= Problem requirements =
Give back the records below exactly, every one, with no pictures.

= Data for this exercise =
────────────────
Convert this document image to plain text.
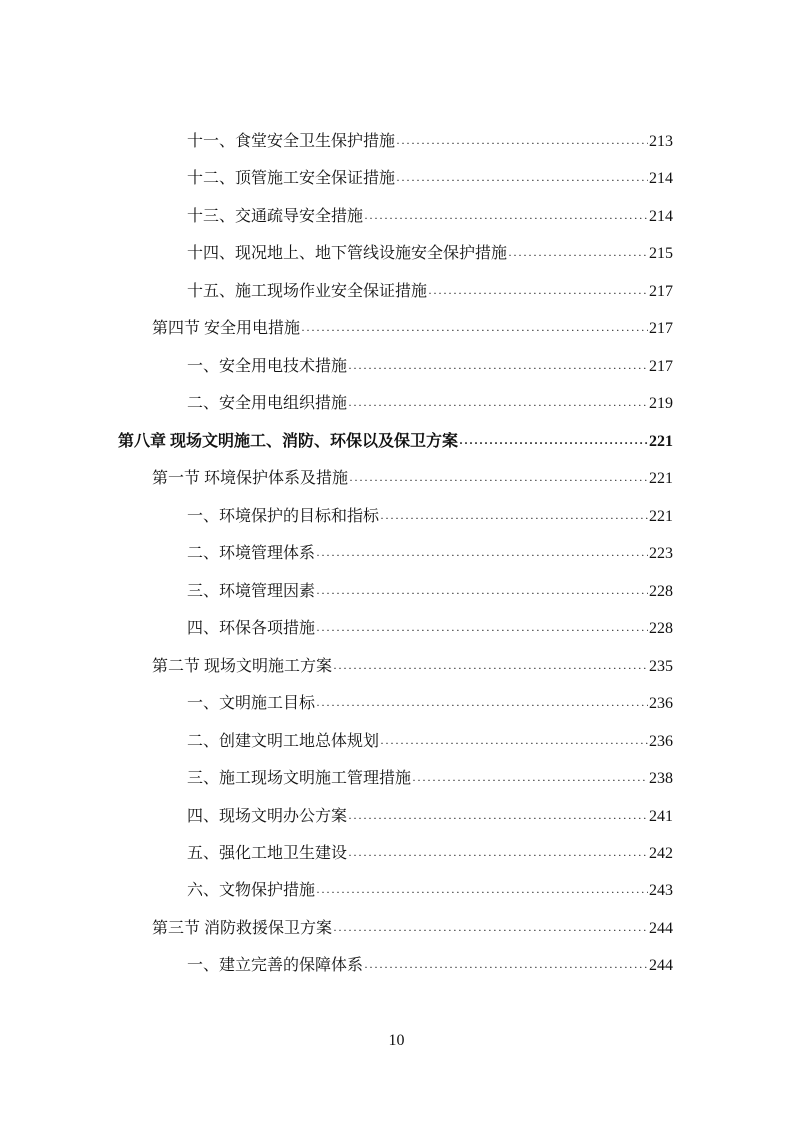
十一、食堂安全卫生保护措施 ·····	213
十二、顶管施工安全保证措施 ·····	214
十三、交通疏导安全措施 ·····	214
十四、现况地上、地下管线设施安全保护措施 ·····	215
十五、施工现场作业安全保证措施 ·····	217
第四节 安全用电措施 ·····	217
一、安全用电技术措施 ·····	217
二、安全用电组织措施 ·····	219
第八章 现场文明施工、消防、环保以及保卫方案 ·····	221
第一节 环境保护体系及措施 ·····	221
一、环境保护的目标和指标 ·····	221
二、环境管理体系 ·····	223
三、环境管理因素 ·····	228
四、环保各项措施 ·····	228
第二节 现场文明施工方案 ·····	235
一、文明施工目标 ·····	236
二、创建文明工地总体规划 ·····	236
三、施工现场文明施工管理措施 ·····	238
四、现场文明办公方案 ·····	241
五、强化工地卫生建设 ·····	242
六、文物保护措施 ·····	243
第三节 消防救援保卫方案 ·····	244
一、建立完善的保障体系 ·····	244
10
────────────────
= Answer to the problem =
Convert this document image to plain text.
十一、食堂安全卫生保护措施 ·····	213
十二、顶管施工安全保证措施 ·····	214
十三、交通疏导安全措施 ·····	214
十四、现况地上、地下管线设施安全保护措施 ·····	215
十五、施工现场作业安全保证措施 ·····	217
第四节 安全用电措施 ·····	217
一、安全用电技术措施 ·····	217
二、安全用电组织措施 ·····	219
第八章 现场文明施工、消防、环保以及保卫方案 ·····	221
第一节 环境保护体系及措施 ·····	221
一、环境保护的目标和指标 ·····	221
二、环境管理体系 ·····	223
三、环境管理因素 ·····	228
四、环保各项措施 ·····	228
第二节 现场文明施工方案 ·····	235
一、文明施工目标 ·····	236
二、创建文明工地总体规划 ·····	236
三、施工现场文明施工管理措施 ·····	238
四、现场文明办公方案 ·····	241
五、强化工地卫生建设 ·····	242
六、文物保护措施 ·····	243
第三节 消防救援保卫方案 ·····	244
一、建立完善的保障体系 ·····	244
10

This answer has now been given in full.